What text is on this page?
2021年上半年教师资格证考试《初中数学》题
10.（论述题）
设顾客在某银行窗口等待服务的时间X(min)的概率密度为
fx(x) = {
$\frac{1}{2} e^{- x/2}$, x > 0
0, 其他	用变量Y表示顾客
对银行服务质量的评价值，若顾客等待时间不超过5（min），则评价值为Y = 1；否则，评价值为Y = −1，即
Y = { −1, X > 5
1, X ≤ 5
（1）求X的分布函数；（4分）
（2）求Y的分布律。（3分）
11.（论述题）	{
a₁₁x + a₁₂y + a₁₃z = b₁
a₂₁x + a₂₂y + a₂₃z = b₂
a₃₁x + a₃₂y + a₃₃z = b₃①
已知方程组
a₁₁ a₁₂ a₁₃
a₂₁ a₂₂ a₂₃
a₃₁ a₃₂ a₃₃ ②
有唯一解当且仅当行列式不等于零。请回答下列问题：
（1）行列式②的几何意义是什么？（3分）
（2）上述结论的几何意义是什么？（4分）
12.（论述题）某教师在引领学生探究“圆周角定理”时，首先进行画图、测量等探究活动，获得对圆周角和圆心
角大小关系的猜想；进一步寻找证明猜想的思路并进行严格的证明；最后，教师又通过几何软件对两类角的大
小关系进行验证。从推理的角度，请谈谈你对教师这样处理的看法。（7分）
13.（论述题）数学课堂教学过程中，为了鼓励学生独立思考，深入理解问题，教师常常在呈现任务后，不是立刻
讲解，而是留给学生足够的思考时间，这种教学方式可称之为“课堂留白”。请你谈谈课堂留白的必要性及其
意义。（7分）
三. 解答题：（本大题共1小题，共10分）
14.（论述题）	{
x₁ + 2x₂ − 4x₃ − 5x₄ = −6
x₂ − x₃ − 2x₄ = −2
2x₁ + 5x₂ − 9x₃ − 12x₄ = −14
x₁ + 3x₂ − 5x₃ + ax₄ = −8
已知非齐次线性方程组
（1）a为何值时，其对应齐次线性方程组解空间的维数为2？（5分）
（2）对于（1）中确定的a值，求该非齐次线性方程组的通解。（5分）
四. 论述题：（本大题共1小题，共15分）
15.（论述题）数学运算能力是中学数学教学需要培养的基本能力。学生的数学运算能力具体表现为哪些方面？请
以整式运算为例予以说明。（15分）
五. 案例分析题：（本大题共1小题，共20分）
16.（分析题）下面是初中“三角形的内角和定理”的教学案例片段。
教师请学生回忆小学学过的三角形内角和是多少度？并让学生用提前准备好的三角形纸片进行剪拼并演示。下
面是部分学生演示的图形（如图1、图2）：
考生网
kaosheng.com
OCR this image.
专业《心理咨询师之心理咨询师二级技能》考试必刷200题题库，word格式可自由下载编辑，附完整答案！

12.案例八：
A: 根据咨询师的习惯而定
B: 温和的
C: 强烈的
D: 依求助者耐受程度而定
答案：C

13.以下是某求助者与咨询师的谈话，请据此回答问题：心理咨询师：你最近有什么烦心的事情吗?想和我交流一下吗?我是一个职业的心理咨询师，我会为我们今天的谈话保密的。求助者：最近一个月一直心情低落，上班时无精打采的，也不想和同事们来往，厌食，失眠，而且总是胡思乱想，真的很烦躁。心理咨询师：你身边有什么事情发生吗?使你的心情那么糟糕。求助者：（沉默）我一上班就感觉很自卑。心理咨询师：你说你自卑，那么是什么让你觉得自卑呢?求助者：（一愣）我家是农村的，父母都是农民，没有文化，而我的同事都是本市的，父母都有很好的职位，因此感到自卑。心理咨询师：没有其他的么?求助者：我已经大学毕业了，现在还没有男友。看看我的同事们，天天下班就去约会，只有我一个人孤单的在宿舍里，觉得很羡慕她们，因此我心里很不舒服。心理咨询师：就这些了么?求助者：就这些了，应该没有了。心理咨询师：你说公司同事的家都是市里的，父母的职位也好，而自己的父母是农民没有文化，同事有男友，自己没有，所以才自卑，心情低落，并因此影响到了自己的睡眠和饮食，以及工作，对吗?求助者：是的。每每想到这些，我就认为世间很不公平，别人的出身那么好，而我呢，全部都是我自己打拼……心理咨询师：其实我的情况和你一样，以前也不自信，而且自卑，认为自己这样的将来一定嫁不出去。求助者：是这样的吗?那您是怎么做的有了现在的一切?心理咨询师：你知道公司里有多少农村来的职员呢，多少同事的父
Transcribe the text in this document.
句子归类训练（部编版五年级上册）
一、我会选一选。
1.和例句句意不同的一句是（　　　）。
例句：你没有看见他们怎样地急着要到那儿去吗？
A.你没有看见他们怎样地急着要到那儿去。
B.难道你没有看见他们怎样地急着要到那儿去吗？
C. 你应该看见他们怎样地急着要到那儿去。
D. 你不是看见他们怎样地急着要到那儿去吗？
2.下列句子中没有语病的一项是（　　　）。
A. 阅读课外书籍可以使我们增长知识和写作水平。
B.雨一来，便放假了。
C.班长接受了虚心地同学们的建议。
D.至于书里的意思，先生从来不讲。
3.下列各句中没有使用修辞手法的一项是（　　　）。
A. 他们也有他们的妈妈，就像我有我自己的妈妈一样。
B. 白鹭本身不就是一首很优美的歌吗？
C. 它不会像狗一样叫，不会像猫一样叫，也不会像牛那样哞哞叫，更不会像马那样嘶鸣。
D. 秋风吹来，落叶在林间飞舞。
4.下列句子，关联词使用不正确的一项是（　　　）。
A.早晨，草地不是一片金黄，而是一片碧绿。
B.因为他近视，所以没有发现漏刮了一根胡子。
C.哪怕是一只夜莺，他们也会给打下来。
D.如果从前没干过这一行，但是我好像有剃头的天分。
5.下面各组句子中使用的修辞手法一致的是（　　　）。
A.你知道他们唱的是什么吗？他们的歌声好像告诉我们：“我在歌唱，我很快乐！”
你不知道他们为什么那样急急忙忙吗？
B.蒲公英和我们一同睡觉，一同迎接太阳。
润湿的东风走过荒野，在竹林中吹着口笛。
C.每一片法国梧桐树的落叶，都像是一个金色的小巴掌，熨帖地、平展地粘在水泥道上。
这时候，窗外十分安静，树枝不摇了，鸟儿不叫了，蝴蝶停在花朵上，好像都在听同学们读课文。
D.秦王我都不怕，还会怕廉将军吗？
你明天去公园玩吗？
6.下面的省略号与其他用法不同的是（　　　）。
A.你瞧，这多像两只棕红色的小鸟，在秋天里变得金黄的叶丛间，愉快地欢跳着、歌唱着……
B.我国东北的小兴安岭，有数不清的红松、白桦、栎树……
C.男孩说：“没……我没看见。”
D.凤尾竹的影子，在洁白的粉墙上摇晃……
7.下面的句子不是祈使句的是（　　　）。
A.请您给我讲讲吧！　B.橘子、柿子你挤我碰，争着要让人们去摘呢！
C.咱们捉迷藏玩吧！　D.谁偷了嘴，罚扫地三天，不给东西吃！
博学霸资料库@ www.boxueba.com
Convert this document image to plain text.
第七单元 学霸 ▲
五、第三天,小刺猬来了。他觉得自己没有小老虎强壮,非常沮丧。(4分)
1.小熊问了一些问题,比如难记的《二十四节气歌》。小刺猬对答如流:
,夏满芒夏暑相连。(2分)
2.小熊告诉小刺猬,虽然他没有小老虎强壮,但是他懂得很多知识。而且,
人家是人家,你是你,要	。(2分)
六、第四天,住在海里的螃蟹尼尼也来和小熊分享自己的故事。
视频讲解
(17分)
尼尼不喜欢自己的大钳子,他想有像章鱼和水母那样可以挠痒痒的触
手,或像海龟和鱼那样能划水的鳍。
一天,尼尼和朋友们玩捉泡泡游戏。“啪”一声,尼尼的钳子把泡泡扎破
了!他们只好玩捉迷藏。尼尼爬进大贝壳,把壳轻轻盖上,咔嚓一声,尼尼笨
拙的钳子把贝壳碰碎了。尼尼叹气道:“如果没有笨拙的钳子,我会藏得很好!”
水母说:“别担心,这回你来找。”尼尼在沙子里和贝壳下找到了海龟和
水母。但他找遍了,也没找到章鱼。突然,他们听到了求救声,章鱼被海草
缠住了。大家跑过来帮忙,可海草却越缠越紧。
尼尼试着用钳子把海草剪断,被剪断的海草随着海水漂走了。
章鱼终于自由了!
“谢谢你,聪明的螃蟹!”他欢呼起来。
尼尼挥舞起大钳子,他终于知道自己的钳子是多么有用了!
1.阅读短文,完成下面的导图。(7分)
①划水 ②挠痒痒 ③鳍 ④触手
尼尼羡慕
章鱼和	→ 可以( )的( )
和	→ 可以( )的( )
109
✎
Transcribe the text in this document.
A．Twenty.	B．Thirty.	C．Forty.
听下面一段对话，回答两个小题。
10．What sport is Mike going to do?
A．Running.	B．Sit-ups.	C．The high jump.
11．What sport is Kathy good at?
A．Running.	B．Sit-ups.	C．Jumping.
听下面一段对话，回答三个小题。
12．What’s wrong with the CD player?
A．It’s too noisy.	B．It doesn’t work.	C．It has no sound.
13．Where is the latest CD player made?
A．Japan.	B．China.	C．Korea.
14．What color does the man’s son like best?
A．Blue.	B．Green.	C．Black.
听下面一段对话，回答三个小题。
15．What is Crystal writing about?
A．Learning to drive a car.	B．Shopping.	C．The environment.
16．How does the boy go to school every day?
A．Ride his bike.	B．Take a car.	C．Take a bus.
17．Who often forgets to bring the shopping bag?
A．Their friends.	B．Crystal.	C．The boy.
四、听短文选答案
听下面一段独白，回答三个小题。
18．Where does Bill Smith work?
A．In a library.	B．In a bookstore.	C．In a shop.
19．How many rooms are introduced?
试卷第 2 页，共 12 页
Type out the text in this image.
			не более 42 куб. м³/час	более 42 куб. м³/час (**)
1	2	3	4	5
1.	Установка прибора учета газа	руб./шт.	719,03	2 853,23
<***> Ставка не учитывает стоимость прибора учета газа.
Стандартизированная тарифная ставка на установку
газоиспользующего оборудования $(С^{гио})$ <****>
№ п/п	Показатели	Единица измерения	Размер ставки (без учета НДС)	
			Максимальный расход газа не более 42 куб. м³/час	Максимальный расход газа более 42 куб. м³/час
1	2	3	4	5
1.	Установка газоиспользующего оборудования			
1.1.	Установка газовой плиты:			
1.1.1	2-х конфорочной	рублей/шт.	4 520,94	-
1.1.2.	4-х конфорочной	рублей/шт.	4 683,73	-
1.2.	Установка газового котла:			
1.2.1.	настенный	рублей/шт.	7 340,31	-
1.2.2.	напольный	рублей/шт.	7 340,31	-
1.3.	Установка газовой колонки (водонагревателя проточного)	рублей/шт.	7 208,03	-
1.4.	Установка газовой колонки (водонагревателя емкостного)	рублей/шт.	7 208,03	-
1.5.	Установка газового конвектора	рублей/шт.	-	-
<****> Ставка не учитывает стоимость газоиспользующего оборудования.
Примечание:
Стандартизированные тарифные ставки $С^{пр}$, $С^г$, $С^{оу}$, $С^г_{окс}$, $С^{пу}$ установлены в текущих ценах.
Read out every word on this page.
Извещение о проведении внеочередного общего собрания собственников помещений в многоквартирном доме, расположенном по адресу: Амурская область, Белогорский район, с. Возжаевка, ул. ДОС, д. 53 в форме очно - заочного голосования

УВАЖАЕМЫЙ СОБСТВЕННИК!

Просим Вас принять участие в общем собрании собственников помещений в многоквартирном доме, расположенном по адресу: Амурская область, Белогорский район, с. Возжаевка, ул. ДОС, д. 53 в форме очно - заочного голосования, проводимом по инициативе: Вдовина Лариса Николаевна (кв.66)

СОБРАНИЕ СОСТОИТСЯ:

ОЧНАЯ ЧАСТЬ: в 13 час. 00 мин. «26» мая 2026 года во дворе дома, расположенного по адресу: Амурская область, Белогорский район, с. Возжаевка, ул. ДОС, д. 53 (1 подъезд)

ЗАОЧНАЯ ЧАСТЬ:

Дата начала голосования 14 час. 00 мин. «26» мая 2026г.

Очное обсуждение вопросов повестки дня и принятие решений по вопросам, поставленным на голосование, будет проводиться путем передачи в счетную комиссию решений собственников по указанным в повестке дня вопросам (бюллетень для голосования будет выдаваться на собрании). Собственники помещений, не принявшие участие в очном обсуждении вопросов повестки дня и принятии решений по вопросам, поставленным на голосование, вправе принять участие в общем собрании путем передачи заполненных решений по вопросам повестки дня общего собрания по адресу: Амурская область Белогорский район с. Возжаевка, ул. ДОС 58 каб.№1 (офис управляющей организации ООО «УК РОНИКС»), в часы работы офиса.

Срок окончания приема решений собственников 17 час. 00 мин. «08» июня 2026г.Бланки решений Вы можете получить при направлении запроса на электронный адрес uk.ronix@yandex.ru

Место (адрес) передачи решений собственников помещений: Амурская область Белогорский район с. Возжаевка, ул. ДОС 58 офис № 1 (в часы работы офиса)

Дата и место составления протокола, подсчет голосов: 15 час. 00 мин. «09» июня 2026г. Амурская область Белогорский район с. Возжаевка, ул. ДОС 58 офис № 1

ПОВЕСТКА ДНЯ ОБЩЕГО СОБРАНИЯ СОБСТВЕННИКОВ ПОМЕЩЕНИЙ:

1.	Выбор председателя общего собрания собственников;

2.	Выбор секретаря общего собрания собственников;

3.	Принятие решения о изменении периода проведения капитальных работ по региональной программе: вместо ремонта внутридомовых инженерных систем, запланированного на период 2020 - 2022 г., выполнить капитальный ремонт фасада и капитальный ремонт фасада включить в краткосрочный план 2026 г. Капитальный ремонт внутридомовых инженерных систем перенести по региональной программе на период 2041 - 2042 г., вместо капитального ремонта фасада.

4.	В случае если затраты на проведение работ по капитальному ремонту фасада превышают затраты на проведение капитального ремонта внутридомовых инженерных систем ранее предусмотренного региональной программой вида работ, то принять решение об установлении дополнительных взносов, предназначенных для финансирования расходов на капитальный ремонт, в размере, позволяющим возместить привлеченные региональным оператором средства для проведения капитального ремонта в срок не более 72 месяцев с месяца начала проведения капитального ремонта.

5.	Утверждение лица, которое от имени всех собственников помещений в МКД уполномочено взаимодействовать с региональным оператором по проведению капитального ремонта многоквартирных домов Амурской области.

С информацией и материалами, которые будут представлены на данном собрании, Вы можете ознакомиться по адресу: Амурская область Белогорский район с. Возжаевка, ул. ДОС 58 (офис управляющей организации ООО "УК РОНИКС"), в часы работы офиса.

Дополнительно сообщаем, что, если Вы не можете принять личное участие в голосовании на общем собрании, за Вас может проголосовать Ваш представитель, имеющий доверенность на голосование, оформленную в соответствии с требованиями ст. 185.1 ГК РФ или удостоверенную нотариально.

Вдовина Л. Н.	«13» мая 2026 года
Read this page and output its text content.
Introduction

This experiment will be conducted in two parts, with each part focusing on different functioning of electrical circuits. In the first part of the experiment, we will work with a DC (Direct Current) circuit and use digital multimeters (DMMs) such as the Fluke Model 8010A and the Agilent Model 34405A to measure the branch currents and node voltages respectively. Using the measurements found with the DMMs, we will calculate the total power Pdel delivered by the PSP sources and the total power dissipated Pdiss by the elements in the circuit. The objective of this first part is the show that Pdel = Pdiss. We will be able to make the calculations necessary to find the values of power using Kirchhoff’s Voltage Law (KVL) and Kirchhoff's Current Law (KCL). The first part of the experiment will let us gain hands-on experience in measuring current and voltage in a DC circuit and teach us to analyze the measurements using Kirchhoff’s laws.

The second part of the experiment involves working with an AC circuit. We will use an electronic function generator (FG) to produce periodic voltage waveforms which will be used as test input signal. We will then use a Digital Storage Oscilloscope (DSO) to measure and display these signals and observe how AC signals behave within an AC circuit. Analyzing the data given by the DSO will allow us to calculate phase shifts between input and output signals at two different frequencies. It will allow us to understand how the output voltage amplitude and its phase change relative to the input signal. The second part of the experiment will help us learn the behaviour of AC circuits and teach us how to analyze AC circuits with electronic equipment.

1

□ □ □ □ □

▸ THE PROBLEM
Go through the material line by line. Show each line that contains the string "газового".

▸ WORKED ANSWER
1.2.	Установка газового котла:			
1.5.	Установка газового конвектора	рублей/шт.	-	-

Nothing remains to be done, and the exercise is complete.